**Exercises to complete:**
- A) Return every line of the records verbatim, from the line containing "Point [93,596,115,610]" down to the line containing "Point [150,576,173,591]", with both of those lines included.
- B) Resume the Databricks SQL Analytics guide from the point where it stops.

─── Passage given

Databricks SQL Analytics 101: A Comprehensive Guide

Today’s applications and devices are generating a lot of big data. This data should be stored for analytics purposes. When analyzed, businesses can extract insights from the data which can be good for decision making. Databricks is a Cloud Platform that provides Data practitioners with a Data Warehousing solution. Users can create Data Lakes for storage of both structured and unstructured data.

Table of Contents

When using Databricks, you will need to extract insights from your data. Databricks SQL Analytics makes this easy for you. It provides Databricks users with a user interface that they can use to perform SQL and BI workloads on their data lakes. This gives them an opportunity to learn more about their data and take the necessary action.

In this article, we will be discussing Databricks SQL Analytics in detail.

What is Databricks SQL Analytics?

Databricks SQL Analytics is a Databricks feature that offers its users a simple interface to perform SQL and BI workloads on a Data Lake. This Lakehouse Architecture is 9x better in terms of pricing and performance compared to the traditional cloud data warehouses.

It provides a SQL-native workspace where users can run performance-optimized SQL queries.

Databricks SQL analytics also enables users to create advanced visualizations, dashboards, and alerts. It also comes with connectors to BI tools such as Tableau and Power BI to allow for greater collaboration and maximum performance.

Prerequisites

An active Databricks Account.
Knowledge of SQL.

Critical aspects of Databricks SQL Analytics

You can access Databricks SQL Analytics from your Databricks workspace. You simply have to switch to the SQL Analytics Tab located on the bottom left corner of the window.

──────
─── The data

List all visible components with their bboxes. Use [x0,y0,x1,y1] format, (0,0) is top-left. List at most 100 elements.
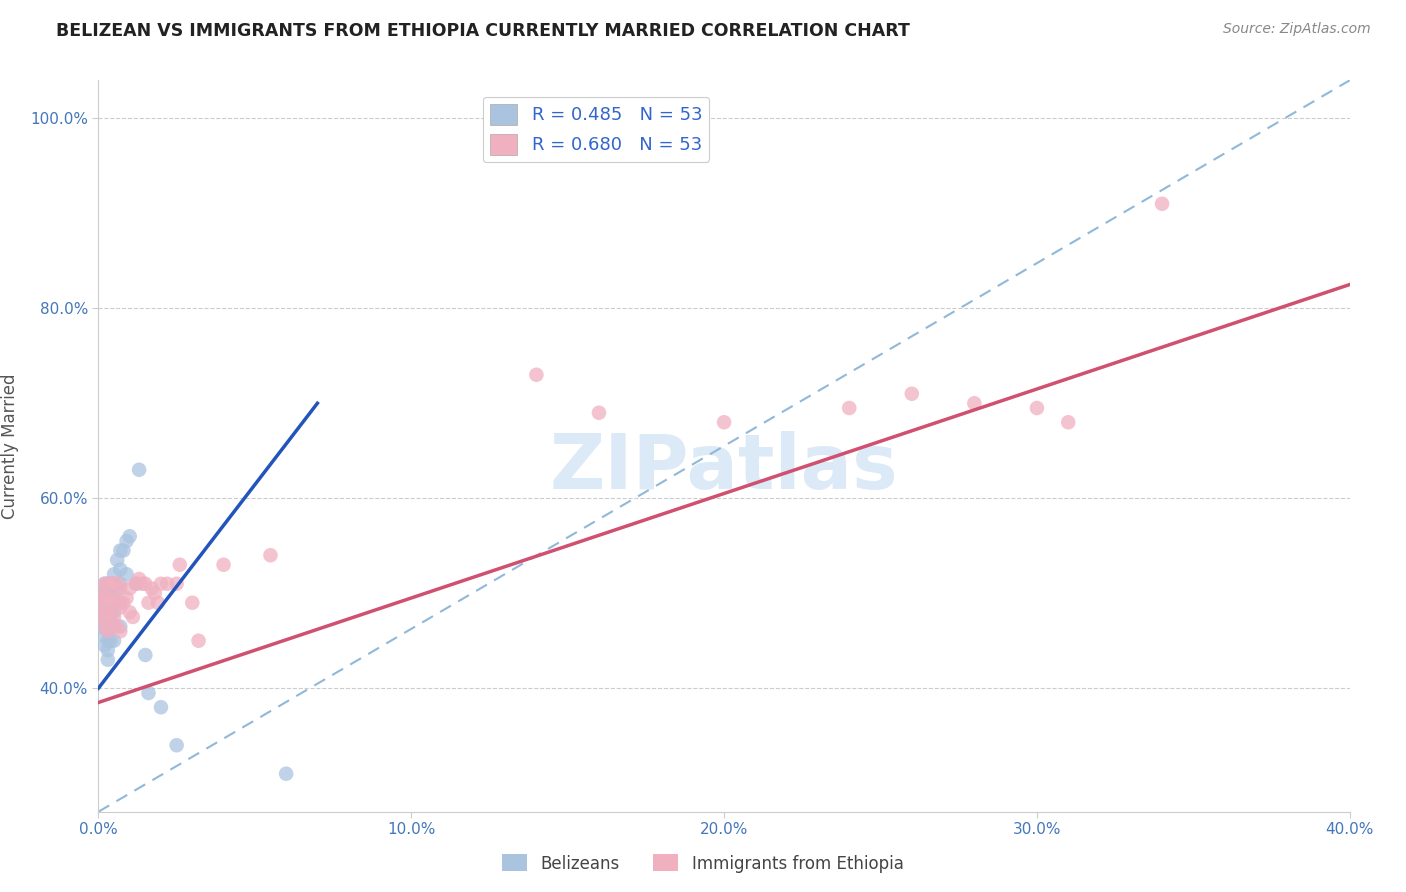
Point [93,596,115,610]
Point [100,596,122,610]
Point [115,591,138,605]
Point [212,558,235,572]
Point [110,582,132,596]
Point [100,619,122,633]
Point [128,463,150,477]
Point [103,619,125,633]
Point [131,576,153,591]
Point [100,576,122,591]
Point [963,396,986,410]
Point [121,610,143,624]
Point [115,533,138,548]
Point [156,576,179,591]
Point [97,605,120,619]
Point [134,648,156,662]
Text: ZIPatlas: ZIPatlas [550,431,898,505]
Point [97,633,120,648]
Point [103,567,125,582]
Point [713,415,735,429]
Point [97,605,120,619]
Point [97,586,120,600]
Point [103,633,125,648]
Point [93,605,115,619]
Point [93,576,115,591]
Point [1152,196,1174,211]
Point [181,596,204,610]
Point [90,619,112,633]
Point [90,586,112,600]
Point [105,553,128,567]
Point [112,596,135,610]
Point [900,386,922,401]
Point [97,624,120,639]
Point [112,543,135,558]
Point [588,406,610,420]
Point [97,582,120,596]
Point [110,596,132,610]
Point [138,596,160,610]
Point [187,633,209,648]
Point [93,576,115,591]
Point [100,605,122,619]
Text: Source: ZipAtlas.com: Source: ZipAtlas.com [1223,22,1371,37]
Point [90,610,112,624]
Point [97,591,120,605]
Point [97,576,120,591]
Point [93,586,115,600]
Legend: R = 0.485   N = 53, R = 0.680   N = 53: R = 0.485 N = 53, R = 0.680 N = 53 [482,96,710,161]
Point [103,576,125,591]
Point [90,596,112,610]
Point [128,572,150,586]
Point [143,586,166,600]
Point [110,576,132,591]
Point [97,653,120,667]
Point [100,633,122,648]
Point [97,624,120,639]
Point [103,591,125,605]
Point [115,567,138,582]
Point [1057,415,1080,429]
Point [100,596,122,610]
Point [141,582,163,596]
Point [125,576,148,591]
Point [118,605,141,619]
Point [134,576,156,591]
Point [90,596,112,610]
Point [118,582,141,596]
Point [97,576,120,591]
Point [93,639,115,653]
Point [97,596,120,610]
Point [90,586,112,600]
Point [166,576,188,591]
Point [103,591,125,605]
Point [105,596,128,610]
Point [1026,401,1049,415]
Point [97,591,120,605]
Point [150,700,173,714]
Point [93,610,115,624]
Point [259,548,281,562]
Point [110,543,132,558]
Point [90,600,112,615]
Y-axis label: Currently Married: Currently Married [1,373,18,519]
Point [103,576,125,591]
Point [97,615,120,629]
Point [105,619,128,633]
Point [138,686,160,700]
Point [110,562,132,576]
Point [118,529,141,543]
Point [93,619,115,633]
Point [93,619,115,633]
Point [150,576,173,591]
Point [110,619,132,633]
Point [146,596,169,610]
Point [838,401,860,415]
Text: BELIZEAN VS IMMIGRANTS FROM ETHIOPIA CURRENTLY MARRIED CORRELATION CHART: BELIZEAN VS IMMIGRANTS FROM ETHIOPIA CUR… [56,22,910,40]
Point [105,576,128,591]
Point [110,624,132,639]
Point [103,605,125,619]
Point [100,615,122,629]
Point [100,576,122,591]
Point [97,643,120,657]
Point [125,576,148,591]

──────

**Answers by task:**
- A)
Point [93,596,115,610]
Point [100,596,122,610]
Point [115,591,138,605]
Point [212,558,235,572]
Point [110,582,132,596]
Point [100,619,122,633]
Point [128,463,150,477]
Point [103,619,125,633]
Point [131,576,153,591]
Point [100,576,122,591]
Point [963,396,986,410]
Point [121,610,143,624]
Point [115,533,138,548]
Point [156,576,179,591]
Point [97,605,120,619]
Point [134,648,156,662]
Text: ZIPatlas: ZIPatlas [550,431,898,505]
Point [97,633,120,648]
Point [103,567,125,582]
Point [713,415,735,429]
Point [97,605,120,619]
Point [97,586,120,600]
Point [103,633,125,648]
Point [93,605,115,619]
Point [93,576,115,591]
Point [1152,196,1174,211]
Point [181,596,204,610]
Point [90,619,112,633]
Point [90,586,112,600]
Point [105,553,128,567]
Point [112,596,135,610]
Point [900,386,922,401]
Point [97,624,120,639]
Point [112,543,135,558]
Point [588,406,610,420]
Point [97,582,120,596]
Point [110,596,132,610]
Point [138,596,160,610]
Point [187,633,209,648]
Point [93,576,115,591]
Point [100,605,122,619]
Text: Source: ZipAtlas.com: Source: ZipAtlas.com [1223,22,1371,37]
Point [90,610,112,624]
Point [97,591,120,605]
Point [97,576,120,591]
Point [93,586,115,600]
Legend: R = 0.485   N = 53, R = 0.680   N = 53: R = 0.485 N = 53, R = 0.680 N = 53 [482,96,710,161]
Point [103,576,125,591]
Point [90,596,112,610]
Point [128,572,150,586]
Point [143,586,166,600]
Point [110,576,132,591]
Point [97,653,120,667]
Point [100,633,122,648]
Point [97,624,120,639]
Point [103,591,125,605]
Point [115,567,138,582]
Point [1057,415,1080,429]
Point [100,596,122,610]
Point [141,582,163,596]
Point [125,576,148,591]
Point [118,605,141,619]
Point [134,576,156,591]
Point [90,596,112,610]
Point [118,582,141,596]
Point [97,576,120,591]
Point [93,639,115,653]
Point [97,596,120,610]
Point [90,586,112,600]
Point [166,576,188,591]
Point [103,591,125,605]
Point [105,596,128,610]
Point [1026,401,1049,415]
Point [97,591,120,605]
Point [150,700,173,714]
Point [93,610,115,624]
Point [259,548,281,562]
Point [110,543,132,558]
Point [90,600,112,615]
Y-axis label: Currently Married: Currently Married [1,373,18,519]
Point [103,576,125,591]
Point [97,615,120,629]
Point [105,619,128,633]
Point [138,686,160,700]
Point [110,562,132,576]
Point [118,529,141,543]
Point [93,619,115,633]
Point [93,619,115,633]
Point [150,576,173,591]

- B)
To understand Databricks SQL Analytics completely, let’s study the following critical aspects:

Run the First Query
Creating a Query
Query Filters
Query Parameters
Query Snippets

A) Run the First Query

The following steps will help you to run your first SQL query from the onboarding panel:

Step 1: Click on the “Run your first query” option in the onboarding panel. The Query Editor will pop up loaded with the following query:

-- We've given you a sample query below to help get started.
-- Just hit "Run" to run the query and get your results.
SELECT
  concat(pickup_zip, '-', dropoff_zip) as route,
  AVG(fare_amount) as average_fare
FROM
  `samples`.`nyctaxi`.`trips`
GROUP BY
  1
ORDER BY
  2 DESC
LIMIT 1000

The query runs against the nyctaxi database of the SAMPLES catalog, which can be read in all workspaces.

Step 2: Click on the “Run” option. The results from the query will be shown after a few seconds.

B) Creating a Query

The following steps can help you to create a new query in Databricks SQL Analytics:

Step 1: Click on the “Create” icon from the sidebar and choose “Query”, or you can click on the “Queries” option from the sidebar and click on the “New Query” button.

Step 2: Select the Data Sources tab.

Databricks SQL Analytics - SQL Endpoint — Image Source

Step 3: Click on the dropdown icon and choose a SQL endpoint. If you need to filter the list, simply type some text in the text box.

When you have created your first query, all the available SQL endpoints will be displayed in alphabetical order. The icon shown next to the SQL endpoint represents its status.

C) Query Filters

A Query Filter in Databricks SQL Analytics helps you to reduce the amount of data that is shown in a visualization. It limits the data once it has been loaded onto your web browser.

Thus, filters are good for small datasets and in environments where query executions are costly, time-consuming, or rate-limited.

If you need to focus on a particular value, just alias your column as `<columnName>::filter`.

Consider the example given below:

SELECT action AS `action::filter`, COUNT(0) AS "count"
FROM events
GROUP BY action

To use a multi-select filter, alias your column to `<columnName>::multi-filter`. For example:

SELECT action AS `action::multi-filter`, COUNT (0) AS "count"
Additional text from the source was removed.